Give the number of lines holding the string "FSDSVI", and nothing else.

(Dataset listings of figures)
╭──

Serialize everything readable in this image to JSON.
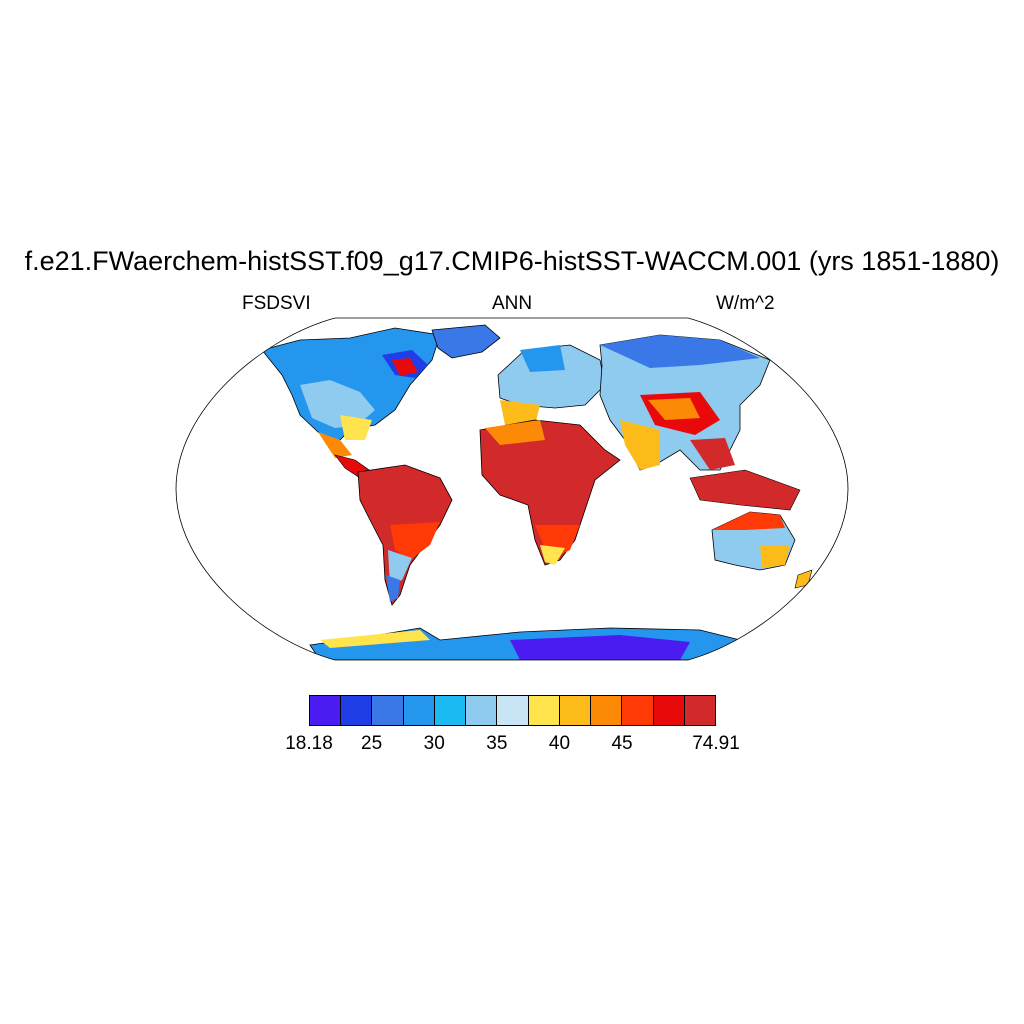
{
  "title": "f.e21.FWaerchem-histSST.f09_g17.CMIP6-histSST-WACCM.001 (yrs 1851-1880)",
  "left_string": "FSDSVI",
  "center_string": "ANN",
  "right_string": "W/m^2",
  "colorbar": {
    "colors": [
      "#4b1cf2",
      "#1f3ee8",
      "#3a78e8",
      "#2596ee",
      "#1cbaf2",
      "#8fcbee",
      "#c9e4f5",
      "#ffe44d",
      "#fdbb1a",
      "#fd8a06",
      "#ff3a06",
      "#e80a0a",
      "#d22a2a"
    ],
    "labels": [
      {
        "text": "18.18",
        "index": 0
      },
      {
        "text": "25",
        "index": 2
      },
      {
        "text": "30",
        "index": 4
      },
      {
        "text": "35",
        "index": 6
      },
      {
        "text": "40",
        "index": 8
      },
      {
        "text": "45",
        "index": 10
      },
      {
        "text": "74.91",
        "index": 13
      }
    ]
  },
  "map": {
    "projection": "robinson",
    "variable": "FSDSVI",
    "season": "ANN",
    "units": "W/m^2",
    "ocean_color": "#ffffff",
    "coastline_color": "#000000"
  }
}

╰──

#### Response:
2